WHAT THIS TASK INVOLVES: Look through the material and tally each line bearing the word "للحسابات". Give only the total.

Saved data entries:
:::
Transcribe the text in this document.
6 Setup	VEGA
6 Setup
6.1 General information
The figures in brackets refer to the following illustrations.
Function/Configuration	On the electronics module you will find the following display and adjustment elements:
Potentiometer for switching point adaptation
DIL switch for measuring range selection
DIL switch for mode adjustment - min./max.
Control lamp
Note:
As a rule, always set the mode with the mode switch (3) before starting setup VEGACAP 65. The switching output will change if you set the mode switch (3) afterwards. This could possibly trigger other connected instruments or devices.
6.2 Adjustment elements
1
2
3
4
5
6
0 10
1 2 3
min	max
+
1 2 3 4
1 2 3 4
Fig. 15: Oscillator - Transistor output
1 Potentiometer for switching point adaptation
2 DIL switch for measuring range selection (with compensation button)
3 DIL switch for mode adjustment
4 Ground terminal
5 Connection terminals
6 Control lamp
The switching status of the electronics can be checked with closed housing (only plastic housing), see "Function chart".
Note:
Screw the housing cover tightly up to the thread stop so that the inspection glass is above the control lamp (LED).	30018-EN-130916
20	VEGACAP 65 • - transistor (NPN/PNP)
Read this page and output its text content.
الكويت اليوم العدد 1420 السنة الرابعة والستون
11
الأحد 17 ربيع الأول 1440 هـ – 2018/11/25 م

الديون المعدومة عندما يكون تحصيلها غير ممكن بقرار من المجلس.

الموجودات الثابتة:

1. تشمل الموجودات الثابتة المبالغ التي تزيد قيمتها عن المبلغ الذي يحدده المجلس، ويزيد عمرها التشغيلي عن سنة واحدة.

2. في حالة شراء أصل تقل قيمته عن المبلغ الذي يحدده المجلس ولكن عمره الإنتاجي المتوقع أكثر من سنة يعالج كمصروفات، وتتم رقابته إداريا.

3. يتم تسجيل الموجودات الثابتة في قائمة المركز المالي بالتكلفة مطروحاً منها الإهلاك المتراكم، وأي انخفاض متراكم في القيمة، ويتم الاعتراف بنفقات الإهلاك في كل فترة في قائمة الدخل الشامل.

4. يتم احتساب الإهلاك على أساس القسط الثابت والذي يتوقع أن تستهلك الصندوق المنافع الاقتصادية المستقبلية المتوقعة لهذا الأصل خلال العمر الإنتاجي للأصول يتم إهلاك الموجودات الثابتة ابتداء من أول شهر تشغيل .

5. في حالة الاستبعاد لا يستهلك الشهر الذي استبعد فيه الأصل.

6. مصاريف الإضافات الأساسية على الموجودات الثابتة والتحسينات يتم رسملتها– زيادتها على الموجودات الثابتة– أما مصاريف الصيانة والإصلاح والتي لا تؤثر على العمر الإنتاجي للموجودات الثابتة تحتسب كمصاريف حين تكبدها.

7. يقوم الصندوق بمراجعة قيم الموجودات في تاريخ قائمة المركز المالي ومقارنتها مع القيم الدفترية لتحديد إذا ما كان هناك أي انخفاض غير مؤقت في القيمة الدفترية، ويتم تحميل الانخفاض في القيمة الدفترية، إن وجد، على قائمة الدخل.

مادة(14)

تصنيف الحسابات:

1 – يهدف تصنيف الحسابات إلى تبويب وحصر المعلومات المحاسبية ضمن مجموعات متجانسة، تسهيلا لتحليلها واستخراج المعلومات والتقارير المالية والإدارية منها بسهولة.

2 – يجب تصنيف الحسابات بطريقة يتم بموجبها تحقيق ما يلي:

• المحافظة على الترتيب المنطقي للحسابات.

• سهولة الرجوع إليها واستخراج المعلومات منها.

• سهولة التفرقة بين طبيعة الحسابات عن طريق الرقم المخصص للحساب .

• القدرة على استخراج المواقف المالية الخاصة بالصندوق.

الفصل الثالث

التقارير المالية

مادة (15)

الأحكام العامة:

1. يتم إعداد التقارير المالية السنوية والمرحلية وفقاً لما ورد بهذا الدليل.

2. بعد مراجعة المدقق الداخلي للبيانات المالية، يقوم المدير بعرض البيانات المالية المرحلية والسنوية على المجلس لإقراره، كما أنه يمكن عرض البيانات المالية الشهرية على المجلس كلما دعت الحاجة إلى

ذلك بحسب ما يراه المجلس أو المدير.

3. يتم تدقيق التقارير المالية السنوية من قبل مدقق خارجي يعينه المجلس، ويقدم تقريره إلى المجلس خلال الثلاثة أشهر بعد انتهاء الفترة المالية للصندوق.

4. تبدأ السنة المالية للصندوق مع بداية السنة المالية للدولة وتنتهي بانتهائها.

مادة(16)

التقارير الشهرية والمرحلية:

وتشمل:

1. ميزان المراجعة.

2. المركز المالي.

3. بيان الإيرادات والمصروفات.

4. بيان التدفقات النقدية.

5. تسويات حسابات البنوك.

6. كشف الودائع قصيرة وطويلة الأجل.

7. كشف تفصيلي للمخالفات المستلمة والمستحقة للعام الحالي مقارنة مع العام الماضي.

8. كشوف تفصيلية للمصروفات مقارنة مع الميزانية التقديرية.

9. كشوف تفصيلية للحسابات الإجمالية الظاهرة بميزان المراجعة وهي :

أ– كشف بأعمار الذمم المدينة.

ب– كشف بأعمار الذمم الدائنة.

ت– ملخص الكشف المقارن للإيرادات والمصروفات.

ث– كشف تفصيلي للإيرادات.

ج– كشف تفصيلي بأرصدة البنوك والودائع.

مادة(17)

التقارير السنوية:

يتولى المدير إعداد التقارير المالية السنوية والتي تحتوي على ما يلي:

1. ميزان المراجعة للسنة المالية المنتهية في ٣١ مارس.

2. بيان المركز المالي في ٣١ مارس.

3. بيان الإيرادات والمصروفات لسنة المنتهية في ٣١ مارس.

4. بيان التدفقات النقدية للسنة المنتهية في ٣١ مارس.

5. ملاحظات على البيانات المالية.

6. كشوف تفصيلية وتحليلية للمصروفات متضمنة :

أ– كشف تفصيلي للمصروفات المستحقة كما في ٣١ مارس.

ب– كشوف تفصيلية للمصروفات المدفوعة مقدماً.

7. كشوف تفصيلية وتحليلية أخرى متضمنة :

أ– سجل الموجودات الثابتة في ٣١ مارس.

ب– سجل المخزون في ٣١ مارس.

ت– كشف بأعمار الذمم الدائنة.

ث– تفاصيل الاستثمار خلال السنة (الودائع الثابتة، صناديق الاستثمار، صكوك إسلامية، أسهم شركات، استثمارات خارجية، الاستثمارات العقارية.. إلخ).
:::
ANSWER TO THIS EXERCISE: 2